=== DIRECTIVE ===
Filter the records below down to lines containing "cajun".

=== EXERCISE MATERIAL ===
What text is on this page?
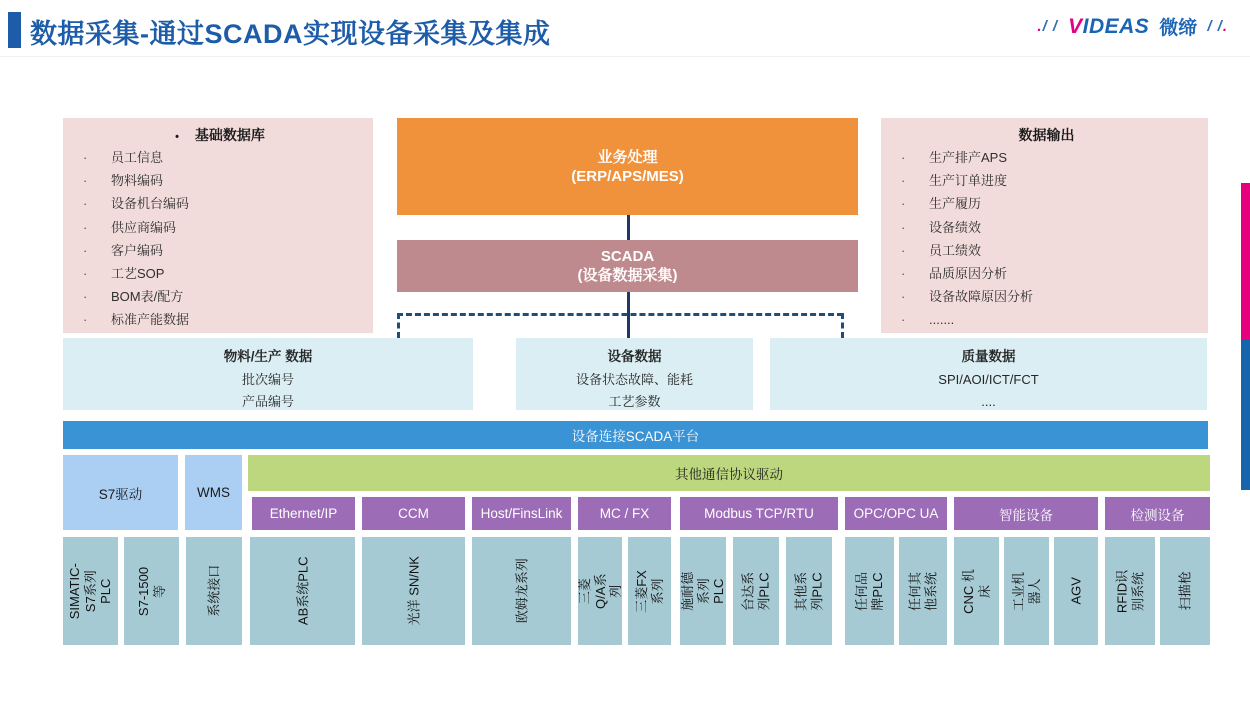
数据采集-通过SCADA实现设备采集及集成	./ / VIDEAS 微缔 / /.
• 基础数据库
· 员工信息
· 物料编码
· 设备机台编码
· 供应商编码
· 客户编码
· 工艺SOP
· BOM表/配方
· 标准产能数据
业务处理
(ERP/APS/MES)
SCADA
(设备数据采集)
数据输出
· 生产排产APS
· 生产订单进度
· 生产履历
· 设备绩效
· 员工绩效
· 品质原因分析
· 设备故障原因分析
· .......
物料/生产 数据
批次编号
产品编号
设备数据
设备状态故障、能耗
工艺参数
质量数据
SPI/AOI/ICT/FCT
....
设备连接SCADA平台
S7驱动	WMS
其他通信协议驱动
Ethernet/IP	CCM	Host/FinsLink	MC / FX	Modbus TCP/RTU	OPC/OPC UA	智能设备	检测设备
SIMATIC-S7系列PLC S7-1500等	系统接口	AB系统PLC	光洋 SN/NK	欧姆龙系列	三菱Q/A系列 三菱FX系列 施耐德系列PLC 台达系列PLC 其他系列PLC 任何品牌PLC 任何其他系统 CNC 机床 工业机器人 AGV RFID识别系统 扫描枪
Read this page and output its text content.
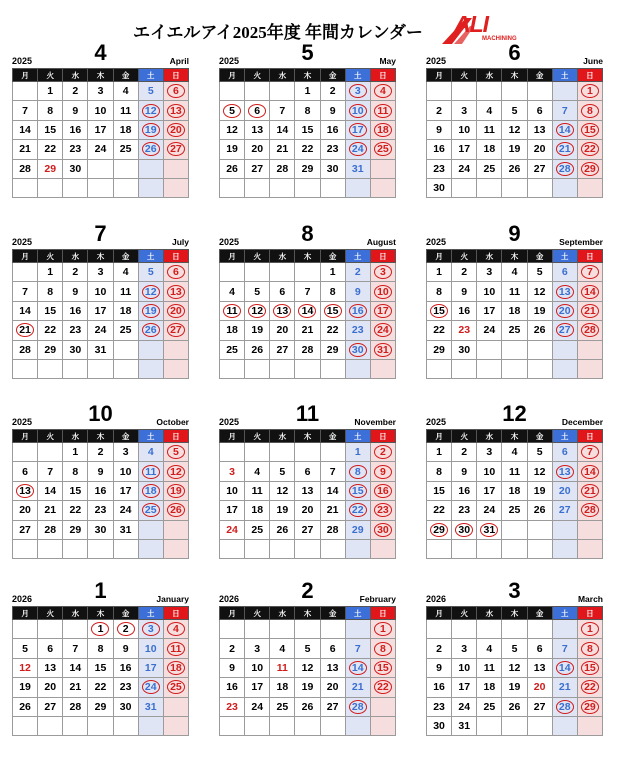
エイエルアイ2025年度 年間カレンダー ALI
MACHINING
2025	4	April
月	火	水	木	金	土	日
	1	2	3	4	5	6

7	8	9	10	11	12	13

14	15	16	17	18	19	20

21	22	23	24	25	26	27

28	29	30				

2025	5	May
月	火	水	木	金	土	日
			1	2	3	4

5	6	7	8	9	10	11

12	13	14	15	16	17	18

19	20	21	22	23	24	25

26	27	28	29	30	31	

2025	6	June
月	火	水	木	金	土	日
						1

2	3	4	5	6	7	8

9	10	11	12	13	14	15

16	17	18	19	20	21	22

23	24	25	26	27	28	29

30						
2025	7	July
月	火	水	木	金	土	日
	1	2	3	4	5	6

7	8	9	10	11	12	13

14	15	16	17	18	19	20

21	22	23	24	25	26	27

28	29	30	31			

2025	8	August
月	火	水	木	金	土	日
				1	2	3

4	5	6	7	8	9	10

11	12	13	14	15	16	17

18	19	20	21	22	23	24

25	26	27	28	29	30	31

2025	9	September
月	火	水	木	金	土	日
1	2	3	4	5	6	7

8	9	10	11	12	13	14

15	16	17	18	19	20	21

22	23	24	25	26	27	28

29	30					

2025	10	October
月	火	水	木	金	土	日
		1	2	3	4	5

6	7	8	9	10	11	12

13	14	15	16	17	18	19

20	21	22	23	24	25	26

27	28	29	30	31		

2025	11	November
月	火	水	木	金	土	日
					1	2

3	4	5	6	7	8	9

10	11	12	13	14	15	16

17	18	19	20	21	22	23

24	25	26	27	28	29	30

2025	12	December
月	火	水	木	金	土	日
1	2	3	4	5	6	7

8	9	10	11	12	13	14

15	16	17	18	19	20	21

22	23	24	25	26	27	28

29	30	31

2026	1	January
月	火	水	木	金	土	日
			1	2	3	4

5	6	7	8	9	10	11

12	13	14	15	16	17	18

19	20	21	22	23	24	25

26	27	28	29	30	31	

2026	2	February
月	火	水	木	金	土	日
						1

2	3	4	5	6	7	8

9	10	11	12	13	14	15

16	17	18	19	20	21	22

23	24	25	26	27	28

2026	3	March
月	火	水	木	金	土	日
						1

2	3	4	5	6	7	8

9	10	11	12	13	14	15

16	17	18	19	20	21	22

23	24	25	26	27	28	29

30	31					
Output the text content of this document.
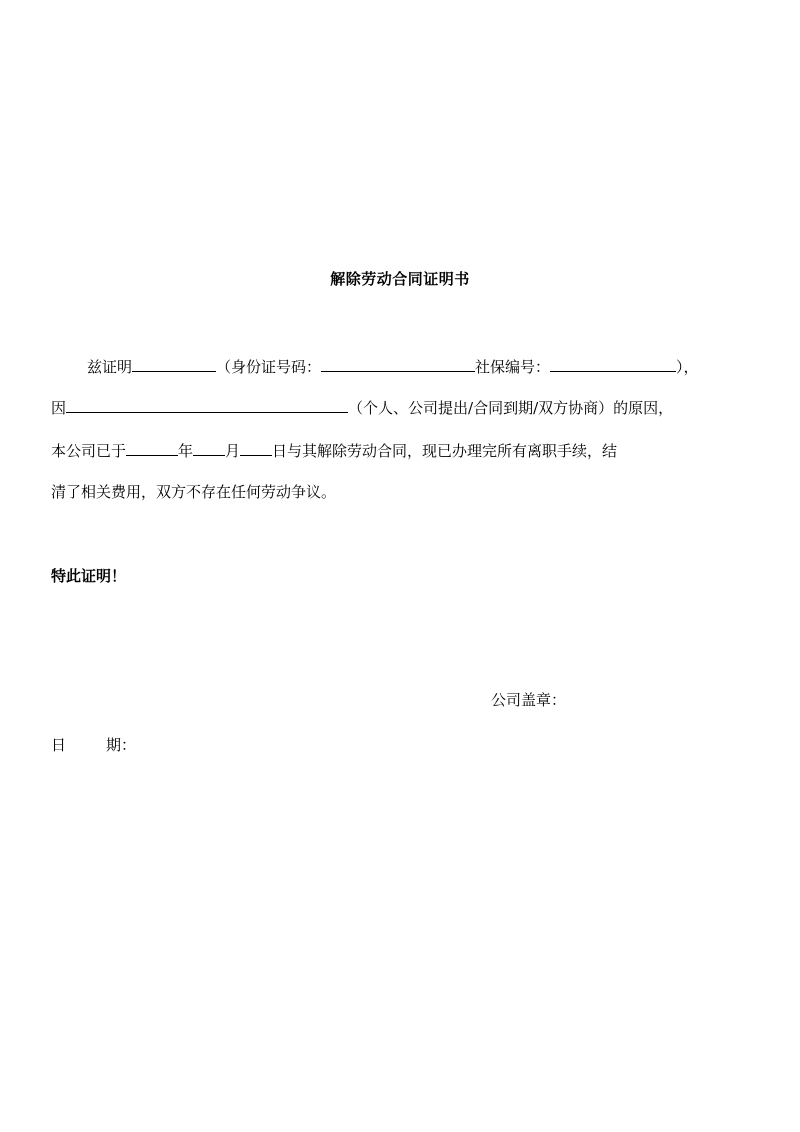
解除劳动合同证明书
兹证明	（身份证号码：	社保编号：	），
因	（个人、公司提出/合同到期/双方协商）的原因，
本公司已于	年 月 日与其解除劳动合同，现已办理完所有离职手续，结
清了相关费用，双方不存在任何劳动争议。
特此证明！
公司盖章：
日	期：
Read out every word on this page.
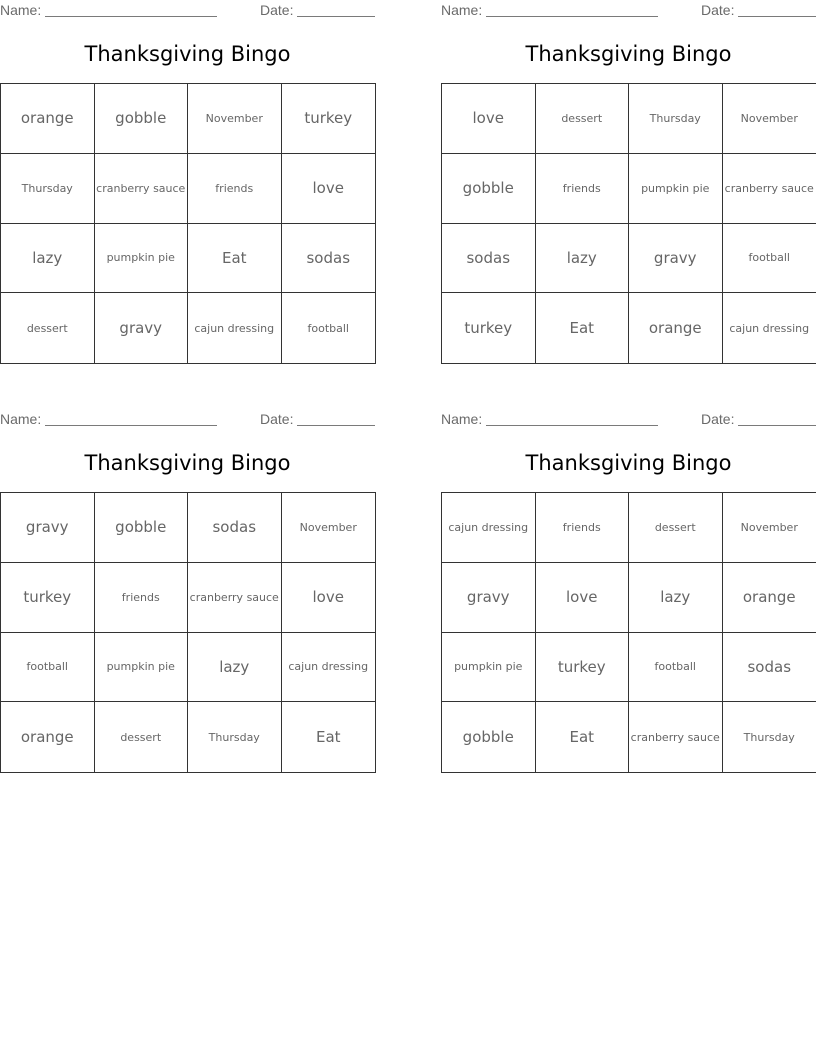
Name:	Date:
Thanksgiving Bingo
orange	gobble	November	turkey
Thursday	cranberry sauce	friends	love
lazy	pumpkin pie	Eat	sodas
dessert	gravy	cajun dressing	football
Name:	Date:
Thanksgiving Bingo
love	dessert	Thursday	November
gobble	friends	pumpkin pie	cranberry sauce
sodas	lazy	gravy	football
turkey	Eat	orange	cajun dressing
Name:	Date:
Thanksgiving Bingo
gravy	gobble	sodas	November
turkey	friends	cranberry sauce	love
football	pumpkin pie	lazy	cajun dressing
orange	dessert	Thursday	Eat
Name:	Date:
Thanksgiving Bingo
cajun dressing	friends	dessert	November
gravy	love	lazy	orange
pumpkin pie	turkey	football	sodas
gobble	Eat	cranberry sauce	Thursday
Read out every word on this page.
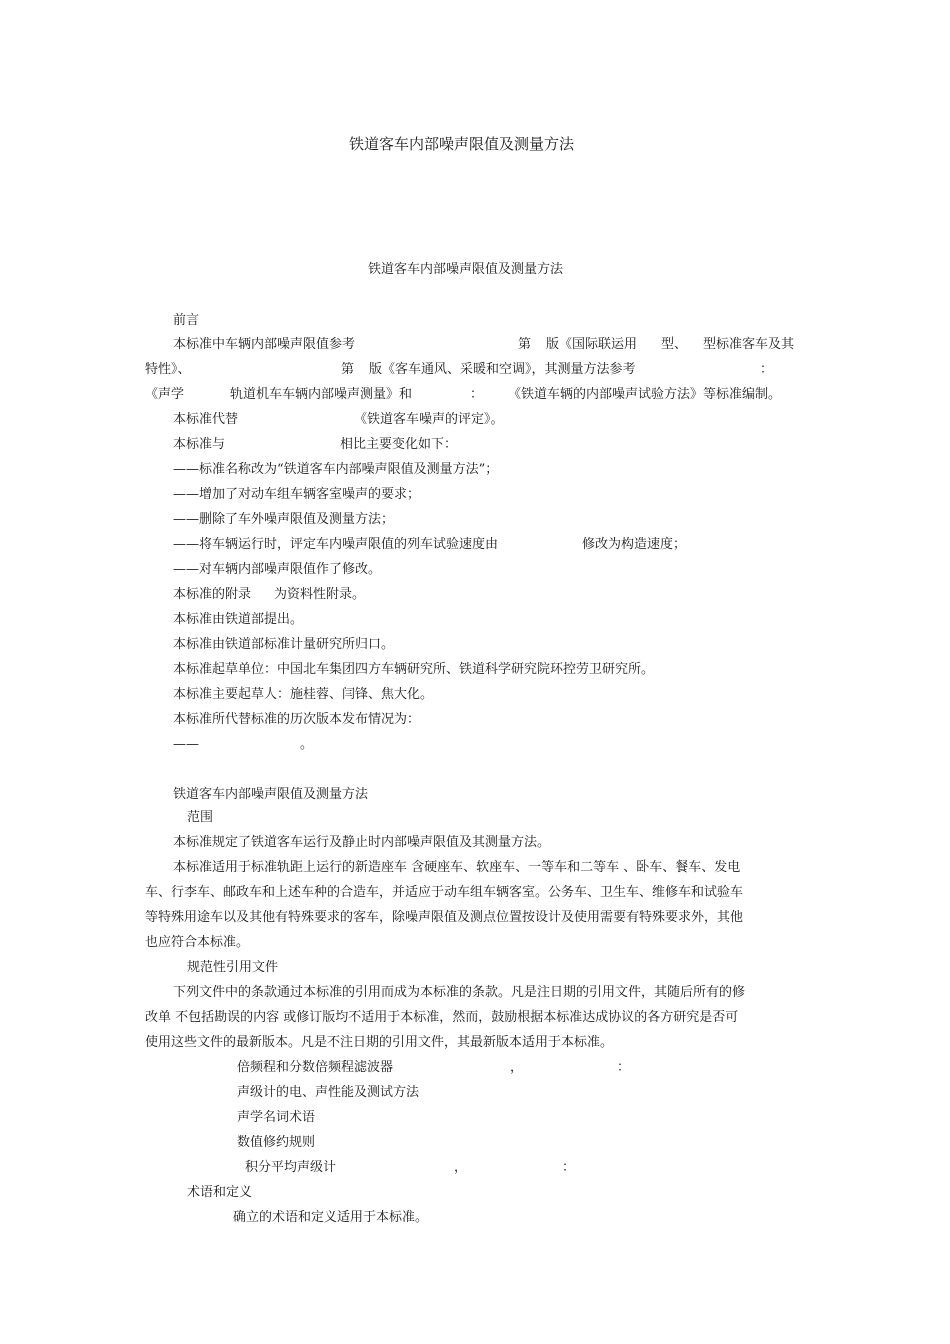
铁道客车内部噪声限值及测量方法
铁道客车内部噪声限值及测量方法
前言
本标准中车辆内部噪声限值参考	第 版《国际联运用 型、 型标准客车及其
特性》、	第 版《客车通风、采暖和空调》，其测量方法参考	：
《声学	轨道机车车辆内部噪声测量》和	： 《铁道车辆的内部噪声试验方法》等标准编制。
本标准代替	《铁道客车噪声的评定》。
本标准与	相比主要变化如下：
——标准名称改为“铁道客车内部噪声限值及测量方法”；
——增加了对动车组车辆客室噪声的要求；
——删除了车外噪声限值及测量方法；
——将车辆运行时，评定车内噪声限值的列车试验速度由	修改为构造速度；
——对车辆内部噪声限值作了修改。
本标准的附录 为资料性附录。
本标准由铁道部提出。
本标准由铁道部标准计量研究所归口。
本标准起草单位：中国北车集团四方车辆研究所、铁道科学研究院环控劳卫研究所。
本标准主要起草人：施桂蓉、闫锋、焦大化。
本标准所代替标准的历次版本发布情况为：
——	。
铁道客车内部噪声限值及测量方法
范围
本标准规定了铁道客车运行及静止时内部噪声限值及其测量方法。
本标准适用于标准轨距上运行的新造座车 含硬座车、软座车、一等车和二等车 、卧车、餐车、发电
车、行李车、邮政车和上述车种的合造车，并适应于动车组车辆客室。公务车、卫生车、维修车和试验车
等特殊用途车以及其他有特殊要求的客车，除噪声限值及测点位置按设计及使用需要有特殊要求外，其他
也应符合本标准。
规范性引用文件
下列文件中的条款通过本标准的引用而成为本标准的条款。凡是注日期的引用文件，其随后所有的修
改单 不包括勘误的内容 或修订版均不适用于本标准，然而，鼓励根据本标准达成协议的各方研究是否可
使用这些文件的最新版本。凡是不注日期的引用文件，其最新版本适用于本标准。
倍频程和分数倍频程滤波器	，	：
声级计的电、声性能及测试方法
声学名词术语
数值修约规则
积分平均声级计	，	：
术语和定义
确立的术语和定义适用于本标准。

=== ANSWER FOR THE TASK ===
dessert	gravy	cajun dressing	football
turkey	Eat	orange	cajun dressing
football	pumpkin pie	lazy	cajun dressing
cajun dressing	friends	dessert	November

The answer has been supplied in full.